→ DIRECTION
Identify, in the records below, every line where the string "vision" appears, and copy each such line.

→ EXERCISE INPUTS

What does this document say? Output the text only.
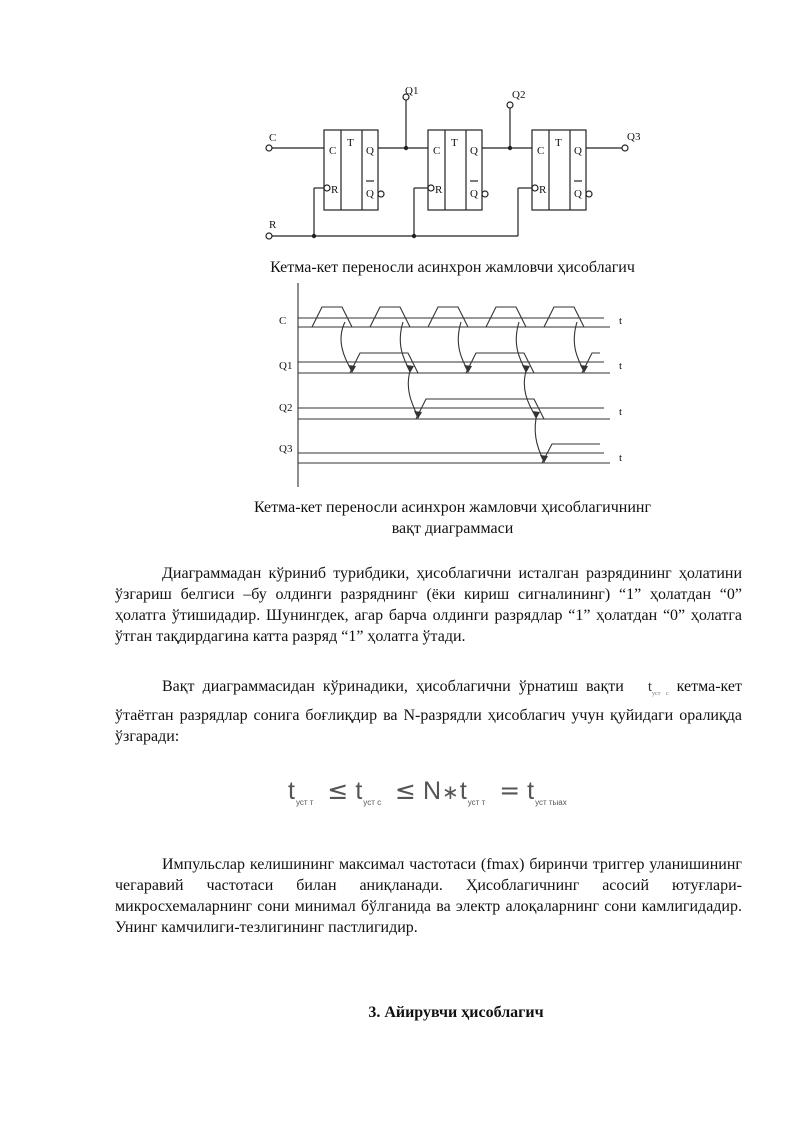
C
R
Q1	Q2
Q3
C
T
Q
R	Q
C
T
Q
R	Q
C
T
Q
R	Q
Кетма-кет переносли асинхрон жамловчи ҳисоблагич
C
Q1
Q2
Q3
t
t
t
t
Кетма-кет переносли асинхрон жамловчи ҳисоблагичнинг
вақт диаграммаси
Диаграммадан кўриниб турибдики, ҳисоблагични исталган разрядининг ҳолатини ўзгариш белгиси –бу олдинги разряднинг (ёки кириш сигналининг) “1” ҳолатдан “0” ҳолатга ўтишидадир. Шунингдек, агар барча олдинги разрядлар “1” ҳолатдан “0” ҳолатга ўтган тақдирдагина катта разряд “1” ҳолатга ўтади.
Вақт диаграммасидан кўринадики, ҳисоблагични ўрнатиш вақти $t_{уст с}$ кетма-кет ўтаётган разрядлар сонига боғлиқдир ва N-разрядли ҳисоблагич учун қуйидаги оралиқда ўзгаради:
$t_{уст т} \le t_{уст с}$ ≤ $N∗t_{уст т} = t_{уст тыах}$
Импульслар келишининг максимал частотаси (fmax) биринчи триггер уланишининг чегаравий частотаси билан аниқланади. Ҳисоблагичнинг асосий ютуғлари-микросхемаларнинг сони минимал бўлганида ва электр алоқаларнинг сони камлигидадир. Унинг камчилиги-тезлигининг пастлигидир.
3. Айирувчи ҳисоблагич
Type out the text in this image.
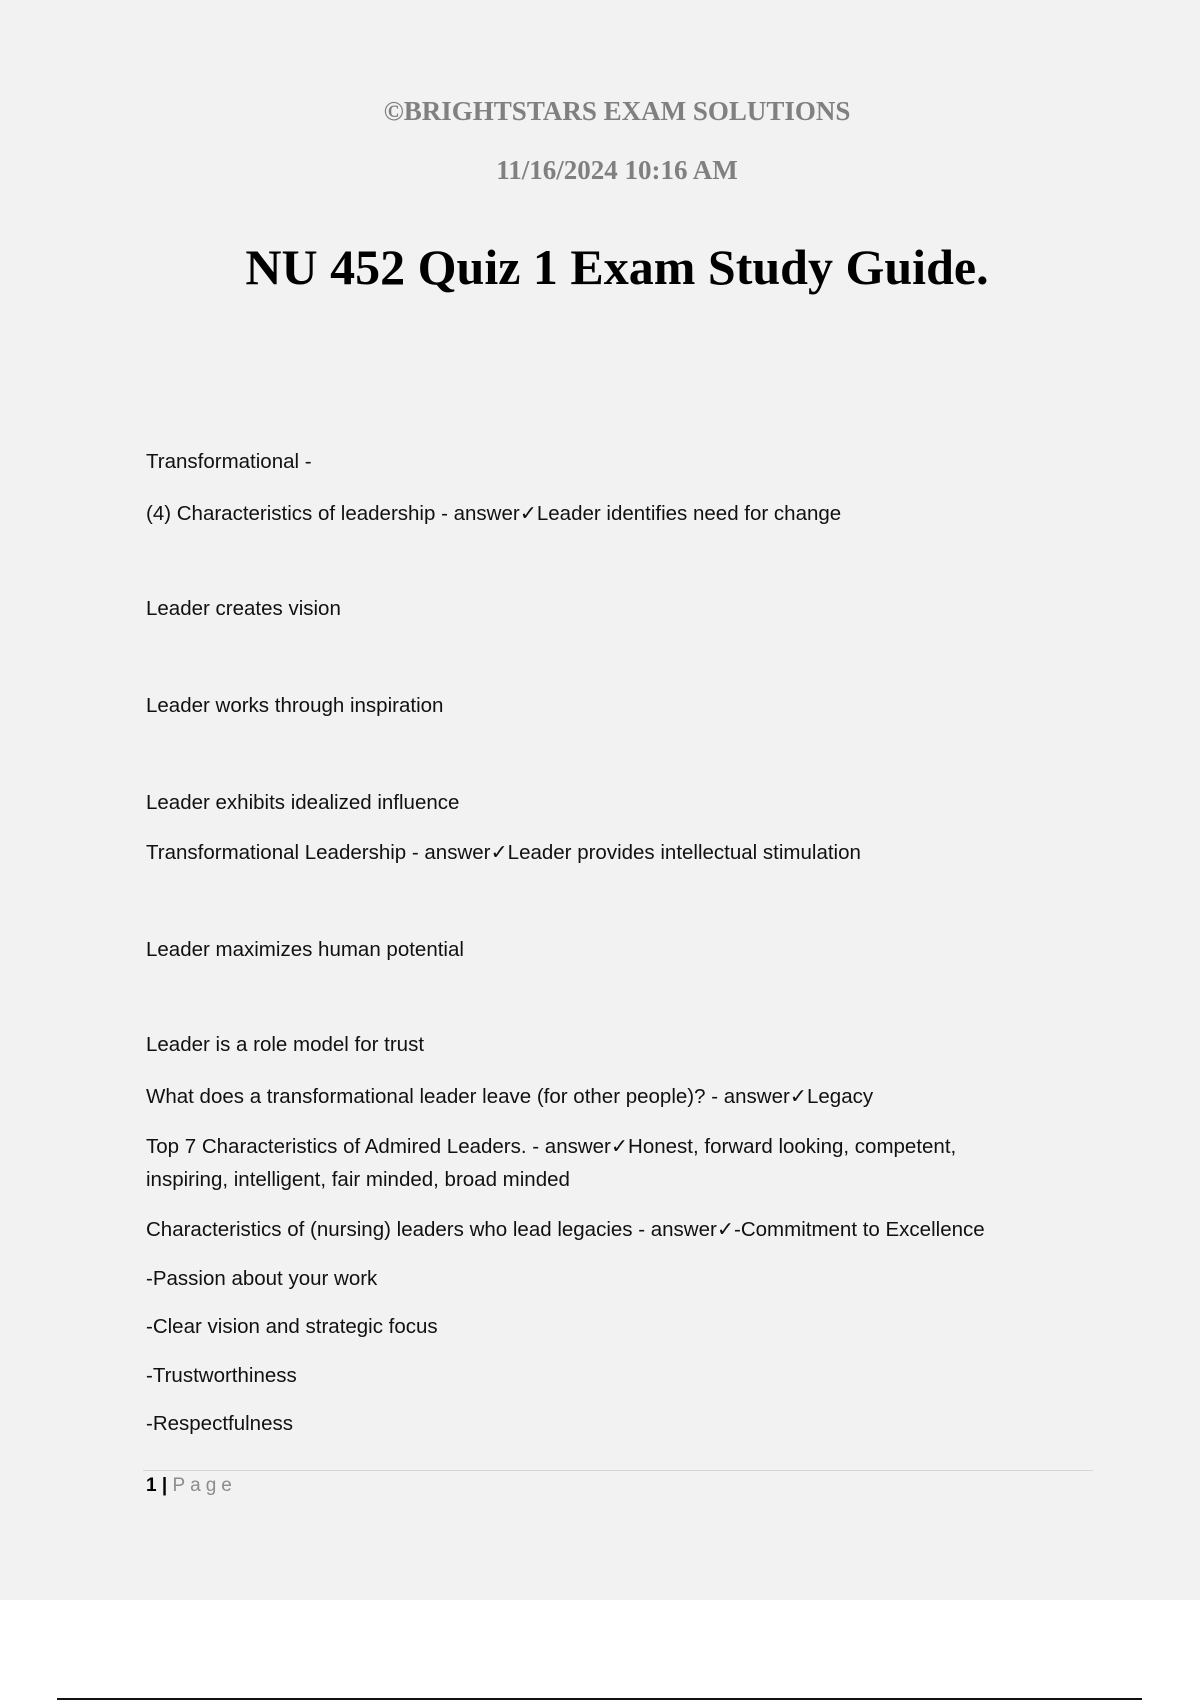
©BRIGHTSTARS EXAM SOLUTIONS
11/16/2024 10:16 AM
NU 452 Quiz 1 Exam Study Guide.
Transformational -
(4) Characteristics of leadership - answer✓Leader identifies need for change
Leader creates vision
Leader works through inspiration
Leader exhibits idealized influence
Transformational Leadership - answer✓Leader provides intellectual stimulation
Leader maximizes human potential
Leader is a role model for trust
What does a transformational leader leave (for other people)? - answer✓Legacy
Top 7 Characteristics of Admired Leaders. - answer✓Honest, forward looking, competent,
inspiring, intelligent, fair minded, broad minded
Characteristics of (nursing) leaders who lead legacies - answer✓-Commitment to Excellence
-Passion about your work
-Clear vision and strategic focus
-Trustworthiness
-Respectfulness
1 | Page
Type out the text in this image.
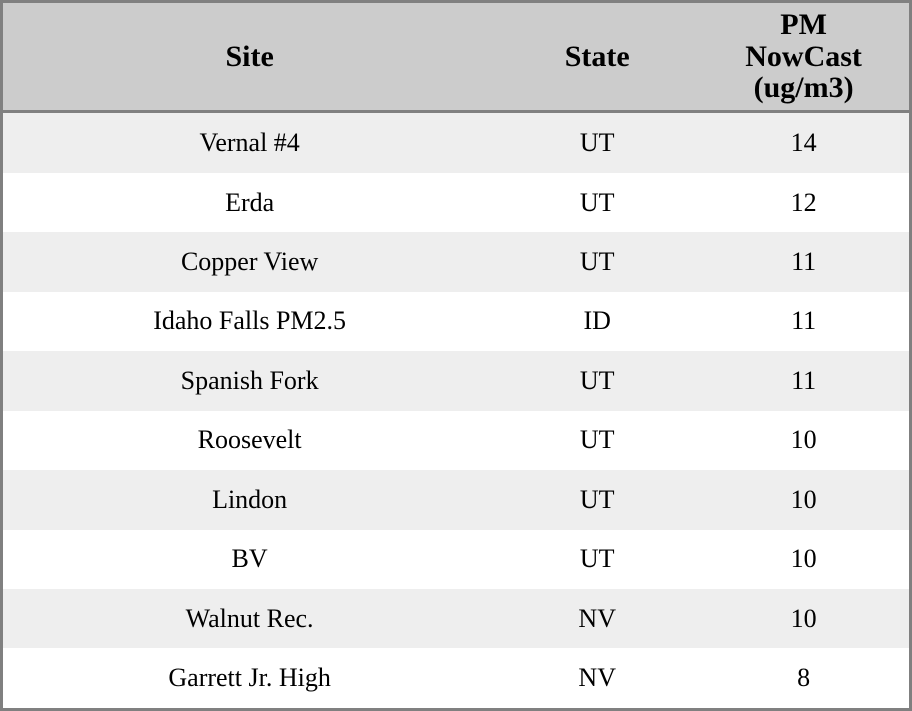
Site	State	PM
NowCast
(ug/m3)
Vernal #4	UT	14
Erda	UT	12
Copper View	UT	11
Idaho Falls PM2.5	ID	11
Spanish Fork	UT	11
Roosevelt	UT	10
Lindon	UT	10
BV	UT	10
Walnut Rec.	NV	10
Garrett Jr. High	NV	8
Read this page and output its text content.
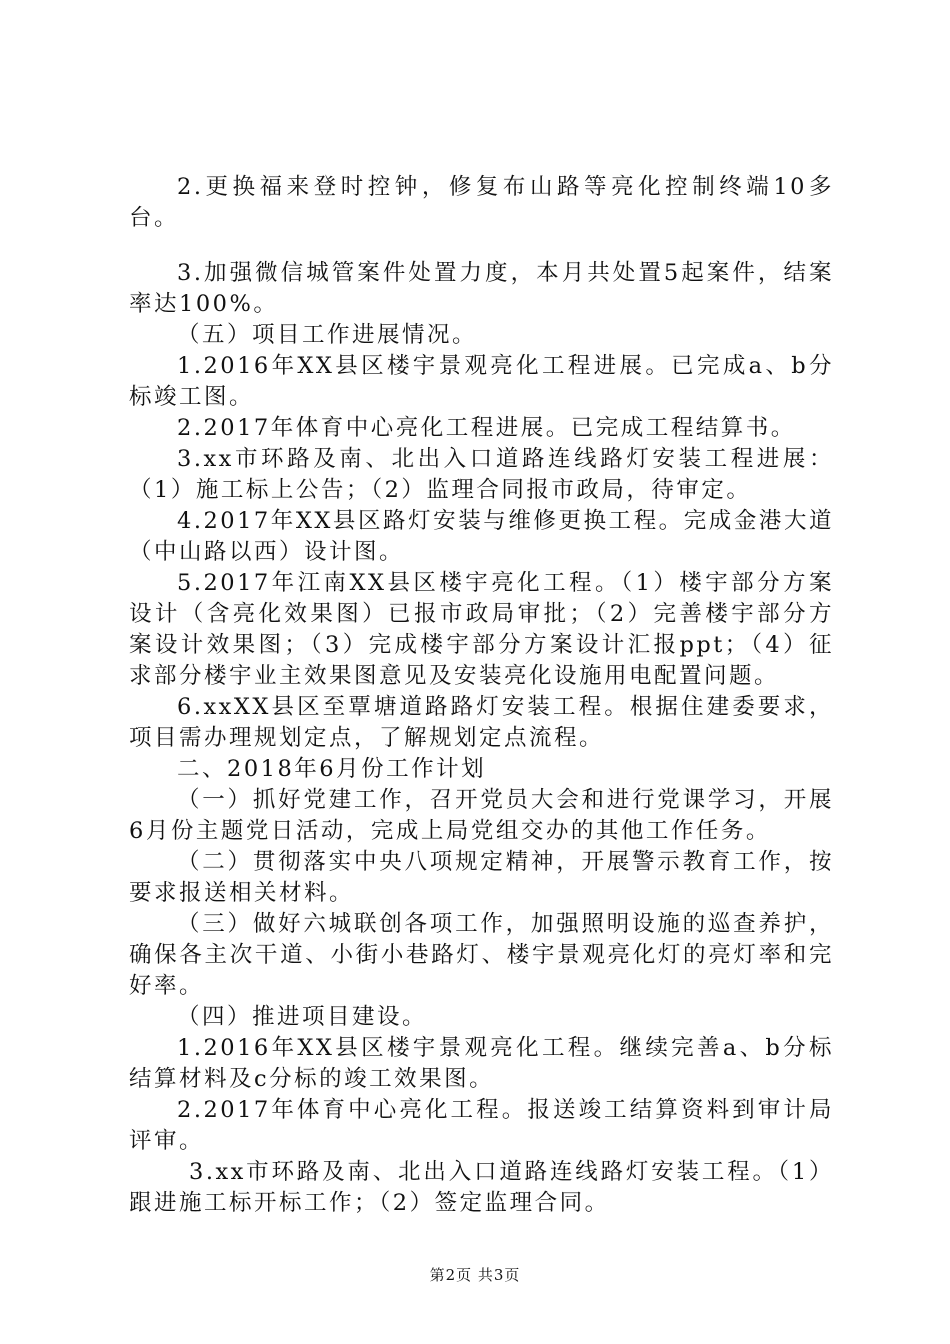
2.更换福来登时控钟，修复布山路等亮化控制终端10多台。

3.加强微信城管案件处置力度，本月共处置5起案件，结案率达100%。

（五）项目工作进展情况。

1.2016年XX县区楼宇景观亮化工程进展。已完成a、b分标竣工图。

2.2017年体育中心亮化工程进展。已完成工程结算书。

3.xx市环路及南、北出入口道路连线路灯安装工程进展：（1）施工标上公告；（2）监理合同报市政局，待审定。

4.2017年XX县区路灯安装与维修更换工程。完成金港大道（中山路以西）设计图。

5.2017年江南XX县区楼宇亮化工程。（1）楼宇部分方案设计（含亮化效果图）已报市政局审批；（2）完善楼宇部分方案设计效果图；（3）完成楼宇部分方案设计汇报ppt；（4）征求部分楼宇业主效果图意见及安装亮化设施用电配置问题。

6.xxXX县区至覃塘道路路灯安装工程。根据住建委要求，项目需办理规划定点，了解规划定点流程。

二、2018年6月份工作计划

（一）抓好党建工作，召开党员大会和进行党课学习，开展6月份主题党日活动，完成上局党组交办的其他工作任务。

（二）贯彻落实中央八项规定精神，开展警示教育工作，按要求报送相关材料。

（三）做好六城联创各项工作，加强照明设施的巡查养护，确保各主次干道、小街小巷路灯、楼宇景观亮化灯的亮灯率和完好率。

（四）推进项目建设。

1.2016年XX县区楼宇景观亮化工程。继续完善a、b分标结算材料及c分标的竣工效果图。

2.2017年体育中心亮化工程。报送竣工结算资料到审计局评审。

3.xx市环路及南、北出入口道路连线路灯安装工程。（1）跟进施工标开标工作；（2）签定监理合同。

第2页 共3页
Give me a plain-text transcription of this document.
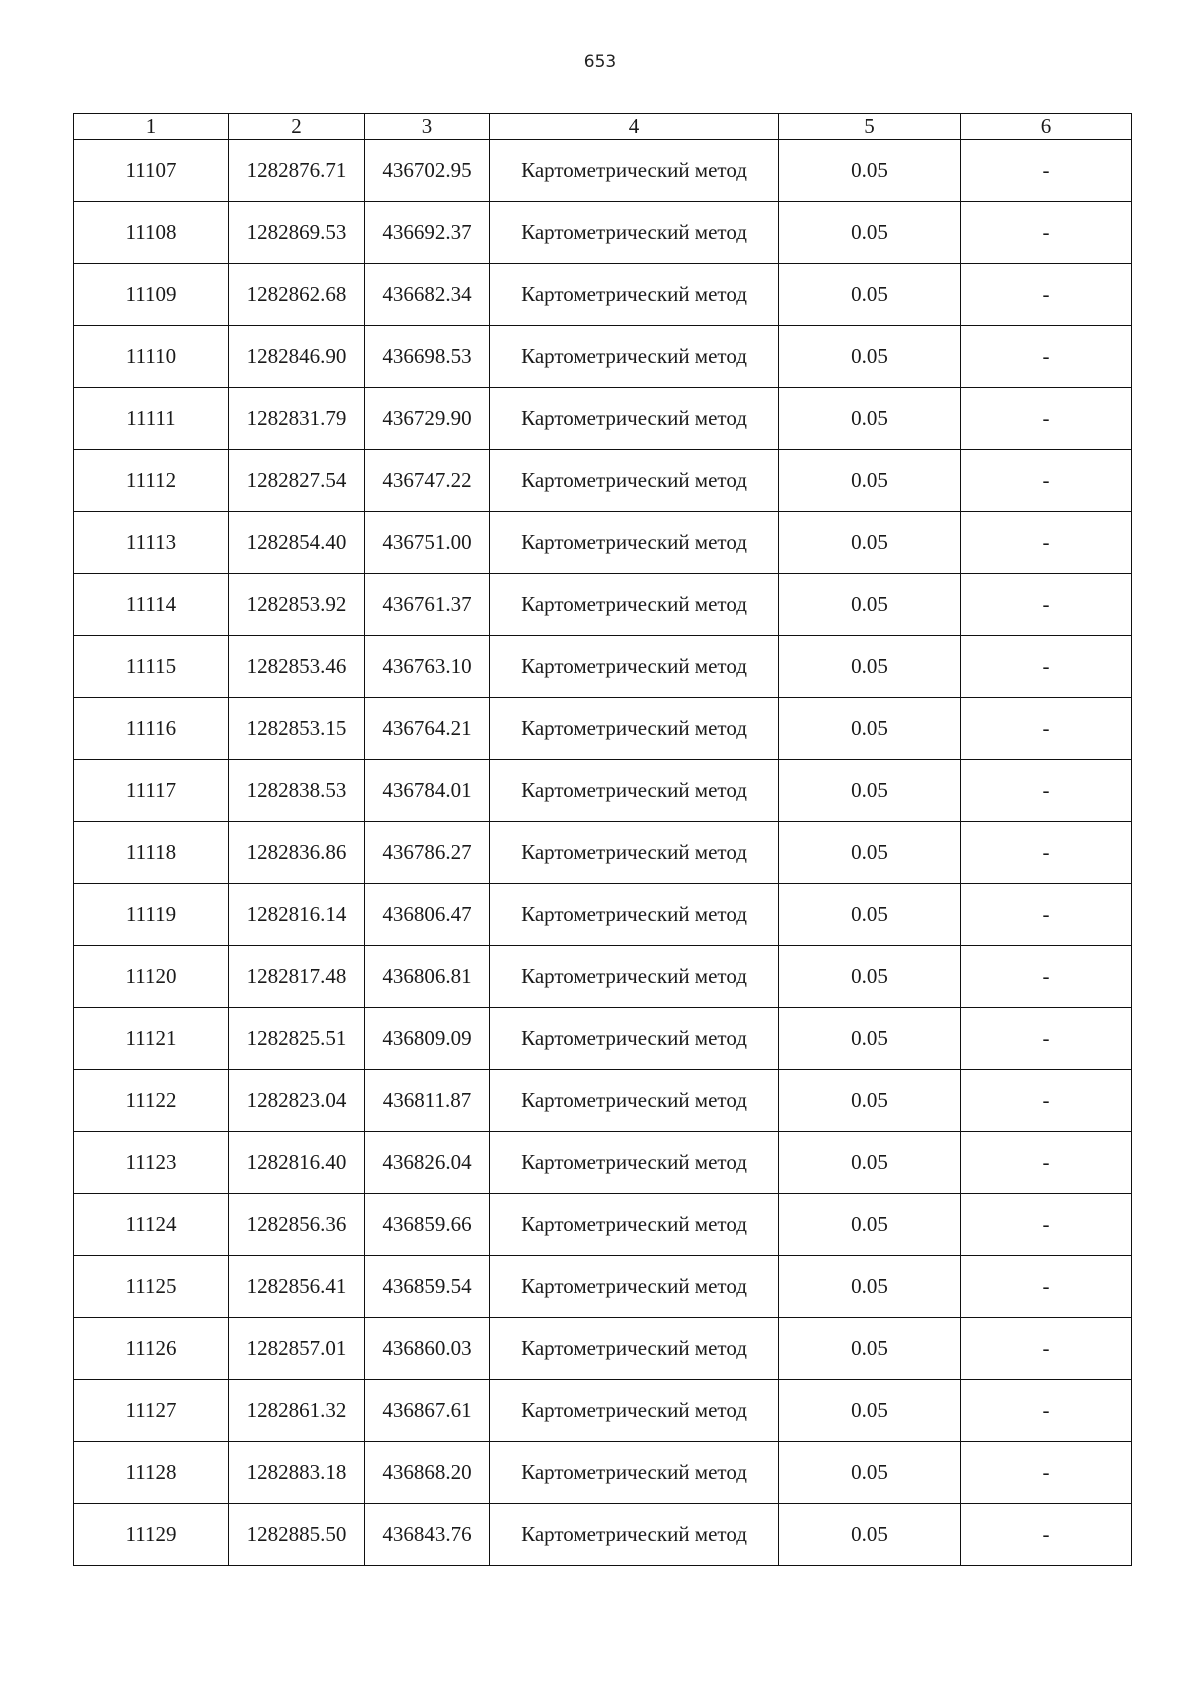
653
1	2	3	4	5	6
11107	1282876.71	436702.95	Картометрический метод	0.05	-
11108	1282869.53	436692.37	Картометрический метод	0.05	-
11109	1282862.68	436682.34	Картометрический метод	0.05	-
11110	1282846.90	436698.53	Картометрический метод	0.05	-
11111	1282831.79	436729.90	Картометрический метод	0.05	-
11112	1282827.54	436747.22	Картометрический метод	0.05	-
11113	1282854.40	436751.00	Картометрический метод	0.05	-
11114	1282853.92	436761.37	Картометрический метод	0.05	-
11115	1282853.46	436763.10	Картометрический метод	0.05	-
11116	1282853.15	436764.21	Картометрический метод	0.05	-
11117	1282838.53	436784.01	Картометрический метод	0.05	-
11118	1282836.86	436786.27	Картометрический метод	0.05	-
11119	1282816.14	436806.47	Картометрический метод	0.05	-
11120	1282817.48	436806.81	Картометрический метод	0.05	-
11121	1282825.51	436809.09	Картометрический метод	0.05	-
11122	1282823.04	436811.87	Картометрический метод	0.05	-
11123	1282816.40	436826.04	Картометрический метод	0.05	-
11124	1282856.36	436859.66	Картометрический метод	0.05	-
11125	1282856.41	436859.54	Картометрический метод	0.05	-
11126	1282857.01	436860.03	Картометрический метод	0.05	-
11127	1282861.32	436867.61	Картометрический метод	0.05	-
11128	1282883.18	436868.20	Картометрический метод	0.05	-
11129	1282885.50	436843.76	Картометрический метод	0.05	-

→ RESULT BELOW
Leader creates vision
-Clear vision and strategic focus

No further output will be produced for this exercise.